▸ **SET TASK**: Quote only the lines that start at the line with "Give me the" and run to the end of the entries; omit the pictures.

───── DATASET

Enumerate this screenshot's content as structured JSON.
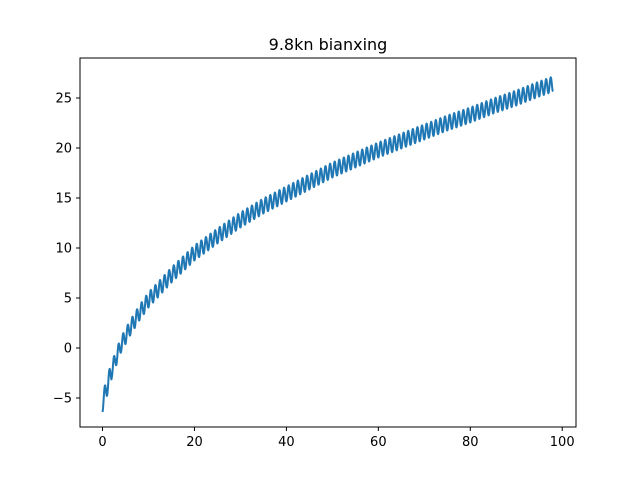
{
  "chart_data": {
    "type": "line",
    "title": "9.8kn bianxing",
    "xlabel": "",
    "ylabel": "",
    "xlim": [
      -4.9,
      103.0
    ],
    "ylim": [
      -7.9,
      29.0
    ],
    "xticks": [
      0,
      20,
      40,
      60,
      80,
      100
    ],
    "yticks": [
      -5,
      0,
      5,
      10,
      15,
      20,
      25
    ],
    "xtick_labels": [
      "0",
      "20",
      "40",
      "60",
      "80",
      "100"
    ],
    "ytick_labels": [
      "−5",
      "0",
      "5",
      "10",
      "15",
      "20",
      "25"
    ],
    "grid": false,
    "legend": "none",
    "series": [
      {
        "color": "#1f77b4",
        "x_start": 0,
        "x_end": 98,
        "oscillation_period": 1.0,
        "oscillation_amplitude": 0.75,
        "trend_points": [
          [
            0,
            -5.5
          ],
          [
            2,
            -2.2
          ],
          [
            4,
            0.3
          ],
          [
            6,
            2.0
          ],
          [
            8,
            3.5
          ],
          [
            10,
            4.8
          ],
          [
            15,
            7.3
          ],
          [
            20,
            9.5
          ],
          [
            25,
            11.2
          ],
          [
            30,
            12.8
          ],
          [
            35,
            14.2
          ],
          [
            40,
            15.4
          ],
          [
            45,
            16.6
          ],
          [
            50,
            17.8
          ],
          [
            55,
            18.8
          ],
          [
            60,
            19.8
          ],
          [
            65,
            20.7
          ],
          [
            70,
            21.6
          ],
          [
            75,
            22.5
          ],
          [
            80,
            23.3
          ],
          [
            85,
            24.2
          ],
          [
            90,
            25.0
          ],
          [
            95,
            25.9
          ],
          [
            98,
            26.4
          ]
        ]
      }
    ]
  }
}
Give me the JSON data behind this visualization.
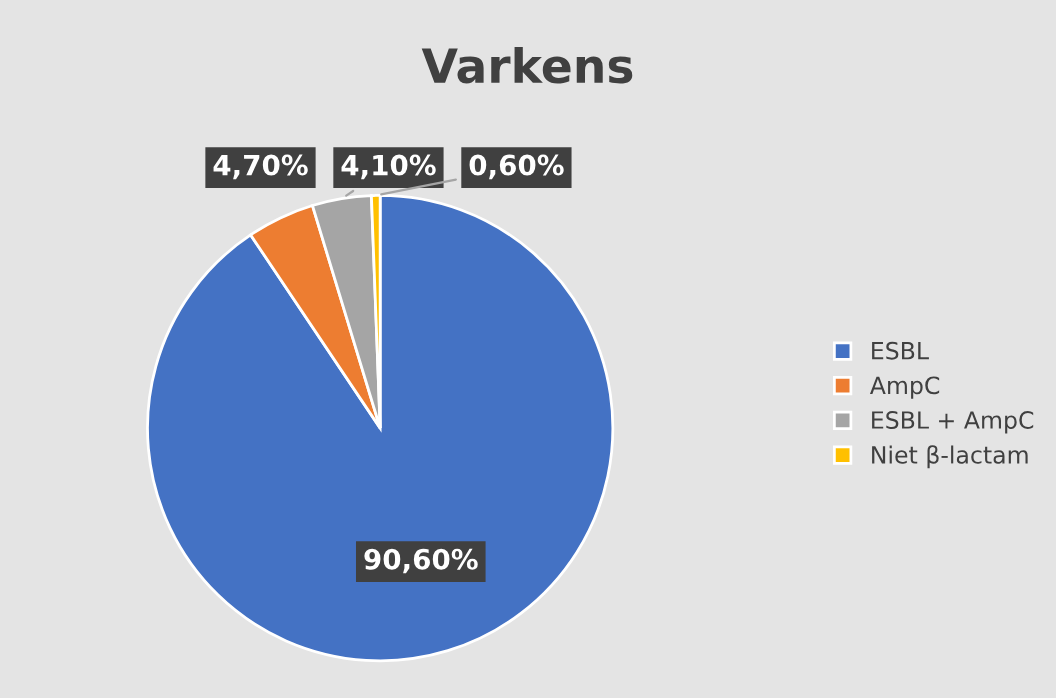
{
  "chart_data": {
    "type": "pie",
    "title": "Varkens",
    "categories": [
      "ESBL",
      "AmpC",
      "ESBL + AmpC",
      "Niet β-lactam"
    ],
    "values": [
      90.6,
      4.7,
      4.1,
      0.6
    ],
    "colors": [
      "#4472c4",
      "#ed7d31",
      "#a5a5a5",
      "#ffc000"
    ],
    "value_labels": [
      "90,60%",
      "4,70%",
      "4,10%",
      "0,60%"
    ],
    "legend": "right"
  }
}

──────────

▸ **THE REPLY**:
Give me the JSON data behind this visualization.
{
  "chart_data": {
    "type": "pie",
    "title": "Varkens",
    "categories": [
      "ESBL",
      "AmpC",
      "ESBL + AmpC",
      "Niet β-lactam"
    ],
    "values": [
      90.6,
      4.7,
      4.1,
      0.6
    ],
    "colors": [
      "#4472c4",
      "#ed7d31",
      "#a5a5a5",
      "#ffc000"
    ],
    "value_labels": [
      "90,60%",
      "4,70%",
      "4,10%",
      "0,60%"
    ],
    "legend": "right"
  }
}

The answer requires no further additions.